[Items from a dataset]
^^^^
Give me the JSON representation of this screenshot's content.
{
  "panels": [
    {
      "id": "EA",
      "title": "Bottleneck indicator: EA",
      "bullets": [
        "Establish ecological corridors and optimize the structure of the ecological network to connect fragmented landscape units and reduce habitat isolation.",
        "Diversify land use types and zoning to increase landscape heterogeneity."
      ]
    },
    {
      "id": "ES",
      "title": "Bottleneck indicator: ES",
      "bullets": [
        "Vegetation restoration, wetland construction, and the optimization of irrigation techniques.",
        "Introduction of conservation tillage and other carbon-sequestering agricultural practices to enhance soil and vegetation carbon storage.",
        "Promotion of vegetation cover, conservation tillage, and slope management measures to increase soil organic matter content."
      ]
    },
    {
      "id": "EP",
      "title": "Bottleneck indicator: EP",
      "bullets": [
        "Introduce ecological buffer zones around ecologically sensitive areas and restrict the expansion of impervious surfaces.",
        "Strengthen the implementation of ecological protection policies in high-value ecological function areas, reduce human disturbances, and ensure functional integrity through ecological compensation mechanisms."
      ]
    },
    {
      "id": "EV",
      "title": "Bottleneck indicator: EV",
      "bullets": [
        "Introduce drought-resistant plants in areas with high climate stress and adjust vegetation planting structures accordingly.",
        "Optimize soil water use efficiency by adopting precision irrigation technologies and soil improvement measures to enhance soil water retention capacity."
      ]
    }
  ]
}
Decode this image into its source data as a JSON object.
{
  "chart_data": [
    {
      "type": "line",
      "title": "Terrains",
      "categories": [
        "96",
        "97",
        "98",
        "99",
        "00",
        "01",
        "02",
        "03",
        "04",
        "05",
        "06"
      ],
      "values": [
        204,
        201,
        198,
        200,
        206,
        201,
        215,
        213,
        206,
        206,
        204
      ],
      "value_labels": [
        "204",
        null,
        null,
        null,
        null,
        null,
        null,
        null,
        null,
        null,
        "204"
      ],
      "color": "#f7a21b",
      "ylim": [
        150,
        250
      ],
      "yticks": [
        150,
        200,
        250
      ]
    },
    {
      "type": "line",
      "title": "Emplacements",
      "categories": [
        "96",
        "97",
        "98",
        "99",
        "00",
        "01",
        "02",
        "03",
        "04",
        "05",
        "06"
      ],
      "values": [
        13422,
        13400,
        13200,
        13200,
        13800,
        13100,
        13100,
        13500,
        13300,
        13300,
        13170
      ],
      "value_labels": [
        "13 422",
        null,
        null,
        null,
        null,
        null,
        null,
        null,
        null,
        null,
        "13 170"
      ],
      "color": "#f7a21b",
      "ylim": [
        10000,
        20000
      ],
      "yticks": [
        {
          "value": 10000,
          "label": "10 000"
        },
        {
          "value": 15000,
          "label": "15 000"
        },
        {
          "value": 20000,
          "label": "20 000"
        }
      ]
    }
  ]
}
^^^^
■ WHAT IS EXPECTED:
Copy each line of the records containing the string "soil".

■ ANSWER TO THIS TASK:
        "Introduction of conservation tillage and other carbon-sequestering agricultural practices to enhance soil and vegetation carbon storage.",
        "Promotion of vegetation cover, conservation tillage, and slope management measures to increase soil organic matter content."
        "Optimize soil water use efficiency by adopting precision irrigation technologies and soil improvement measures to enhance soil water retention capacity."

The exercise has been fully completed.